**BRIEF**
Write out every record in full, exactly as written, please.

[Data entries]

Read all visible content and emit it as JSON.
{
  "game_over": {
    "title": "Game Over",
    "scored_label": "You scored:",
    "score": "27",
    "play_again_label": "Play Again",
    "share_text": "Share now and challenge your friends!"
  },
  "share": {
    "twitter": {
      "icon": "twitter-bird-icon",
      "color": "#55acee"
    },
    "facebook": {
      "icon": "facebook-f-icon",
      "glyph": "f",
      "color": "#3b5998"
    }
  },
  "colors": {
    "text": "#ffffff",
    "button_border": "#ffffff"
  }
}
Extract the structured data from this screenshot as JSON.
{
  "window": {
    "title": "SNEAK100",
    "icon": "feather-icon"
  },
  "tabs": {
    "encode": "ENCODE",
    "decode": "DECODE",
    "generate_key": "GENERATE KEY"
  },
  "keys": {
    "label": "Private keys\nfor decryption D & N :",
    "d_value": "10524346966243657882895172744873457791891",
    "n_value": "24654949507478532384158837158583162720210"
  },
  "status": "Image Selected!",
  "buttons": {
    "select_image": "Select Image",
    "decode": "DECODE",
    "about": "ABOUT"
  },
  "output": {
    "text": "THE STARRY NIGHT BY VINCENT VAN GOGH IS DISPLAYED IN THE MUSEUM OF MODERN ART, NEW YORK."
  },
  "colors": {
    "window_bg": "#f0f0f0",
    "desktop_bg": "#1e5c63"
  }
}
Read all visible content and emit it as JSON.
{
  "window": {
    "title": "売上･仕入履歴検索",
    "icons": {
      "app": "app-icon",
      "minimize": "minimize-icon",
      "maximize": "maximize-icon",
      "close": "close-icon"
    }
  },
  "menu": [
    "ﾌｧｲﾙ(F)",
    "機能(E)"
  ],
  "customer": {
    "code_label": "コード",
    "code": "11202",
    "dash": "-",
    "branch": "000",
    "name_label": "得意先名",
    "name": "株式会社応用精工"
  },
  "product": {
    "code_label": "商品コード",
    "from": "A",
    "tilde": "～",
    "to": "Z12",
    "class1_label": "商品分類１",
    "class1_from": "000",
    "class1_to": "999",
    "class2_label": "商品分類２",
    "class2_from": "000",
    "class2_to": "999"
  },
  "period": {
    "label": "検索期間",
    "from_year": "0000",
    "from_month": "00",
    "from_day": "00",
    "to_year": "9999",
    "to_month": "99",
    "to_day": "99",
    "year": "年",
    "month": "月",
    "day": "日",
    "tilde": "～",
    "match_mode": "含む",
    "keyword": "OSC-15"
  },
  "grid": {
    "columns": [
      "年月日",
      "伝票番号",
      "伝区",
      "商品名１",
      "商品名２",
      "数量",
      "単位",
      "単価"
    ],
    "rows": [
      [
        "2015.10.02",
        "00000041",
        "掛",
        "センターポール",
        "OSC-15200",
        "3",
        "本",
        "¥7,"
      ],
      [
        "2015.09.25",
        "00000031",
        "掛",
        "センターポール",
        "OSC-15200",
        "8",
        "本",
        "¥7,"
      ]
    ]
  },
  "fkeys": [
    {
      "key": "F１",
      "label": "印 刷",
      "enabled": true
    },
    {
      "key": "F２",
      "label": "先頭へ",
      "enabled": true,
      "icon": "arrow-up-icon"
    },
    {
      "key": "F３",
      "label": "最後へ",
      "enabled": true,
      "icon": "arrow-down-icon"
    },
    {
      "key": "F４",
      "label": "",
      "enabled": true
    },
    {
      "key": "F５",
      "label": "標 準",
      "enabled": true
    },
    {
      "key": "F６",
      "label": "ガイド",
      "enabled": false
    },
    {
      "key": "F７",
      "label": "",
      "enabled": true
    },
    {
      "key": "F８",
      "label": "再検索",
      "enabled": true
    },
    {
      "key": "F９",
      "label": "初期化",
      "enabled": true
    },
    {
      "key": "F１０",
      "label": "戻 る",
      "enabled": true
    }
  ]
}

**REPLY**
Read all visible content and emit it as JSON.
{
  "game_over": {
    "title": "Game Over",
    "scored_label": "You scored:",
    "score": "27",
    "play_again_label": "Play Again",
    "share_text": "Share now and challenge your friends!"
  },
  "share": {
    "twitter": {
      "icon": "twitter-bird-icon",
      "color": "#55acee"
    },
    "facebook": {
      "icon": "facebook-f-icon",
      "glyph": "f",
      "color": "#3b5998"
    }
  },
  "colors": {
    "text": "#ffffff",
    "button_border": "#ffffff"
  }
}
Extract the structured data from this screenshot as JSON.
{
  "window": {
    "title": "SNEAK100",
    "icon": "feather-icon"
  },
  "tabs": {
    "encode": "ENCODE",
    "decode": "DECODE",
    "generate_key": "GENERATE KEY"
  },
  "keys": {
    "label": "Private keys\nfor decryption D & N :",
    "d_value": "10524346966243657882895172744873457791891",
    "n_value": "24654949507478532384158837158583162720210"
  },
  "status": "Image Selected!",
  "buttons": {
    "select_image": "Select Image",
    "decode": "DECODE",
    "about": "ABOUT"
  },
  "output": {
    "text": "THE STARRY NIGHT BY VINCENT VAN GOGH IS DISPLAYED IN THE MUSEUM OF MODERN ART, NEW YORK."
  },
  "colors": {
    "window_bg": "#f0f0f0",
    "desktop_bg": "#1e5c63"
  }
}
Read all visible content and emit it as JSON.
{
  "window": {
    "title": "売上･仕入履歴検索",
    "icons": {
      "app": "app-icon",
      "minimize": "minimize-icon",
      "maximize": "maximize-icon",
      "close": "close-icon"
    }
  },
  "menu": [
    "ﾌｧｲﾙ(F)",
    "機能(E)"
  ],
  "customer": {
    "code_label": "コード",
    "code": "11202",
    "dash": "-",
    "branch": "000",
    "name_label": "得意先名",
    "name": "株式会社応用精工"
  },
  "product": {
    "code_label": "商品コード",
    "from": "A",
    "tilde": "～",
    "to": "Z12",
    "class1_label": "商品分類１",
    "class1_from": "000",
    "class1_to": "999",
    "class2_label": "商品分類２",
    "class2_from": "000",
    "class2_to": "999"
  },
  "period": {
    "label": "検索期間",
    "from_year": "0000",
    "from_month": "00",
    "from_day": "00",
    "to_year": "9999",
    "to_month": "99",
    "to_day": "99",
    "year": "年",
    "month": "月",
    "day": "日",
    "tilde": "～",
    "match_mode": "含む",
    "keyword": "OSC-15"
  },
  "grid": {
    "columns": [
      "年月日",
      "伝票番号",
      "伝区",
      "商品名１",
      "商品名２",
      "数量",
      "単位",
      "単価"
    ],
    "rows": [
      [
        "2015.10.02",
        "00000041",
        "掛",
        "センターポール",
        "OSC-15200",
        "3",
        "本",
        "¥7,"
      ],
      [
        "2015.09.25",
        "00000031",
        "掛",
        "センターポール",
        "OSC-15200",
        "8",
        "本",
        "¥7,"
      ]
    ]
  },
  "fkeys": [
    {
      "key": "F１",
      "label": "印 刷",
      "enabled": true
    },
    {
      "key": "F２",
      "label": "先頭へ",
      "enabled": true,
      "icon": "arrow-up-icon"
    },
    {
      "key": "F３",
      "label": "最後へ",
      "enabled": true,
      "icon": "arrow-down-icon"
    },
    {
      "key": "F４",
      "label": "",
      "enabled": true
    },
    {
      "key": "F５",
      "label": "標 準",
      "enabled": true
    },
    {
      "key": "F６",
      "label": "ガイド",
      "enabled": false
    },
    {
      "key": "F７",
      "label": "",
      "enabled": true
    },
    {
      "key": "F８",
      "label": "再検索",
      "enabled": true
    },
    {
      "key": "F９",
      "label": "初期化",
      "enabled": true
    },
    {
      "key": "F１０",
      "label": "戻 る",
      "enabled": true
    }
  ]
}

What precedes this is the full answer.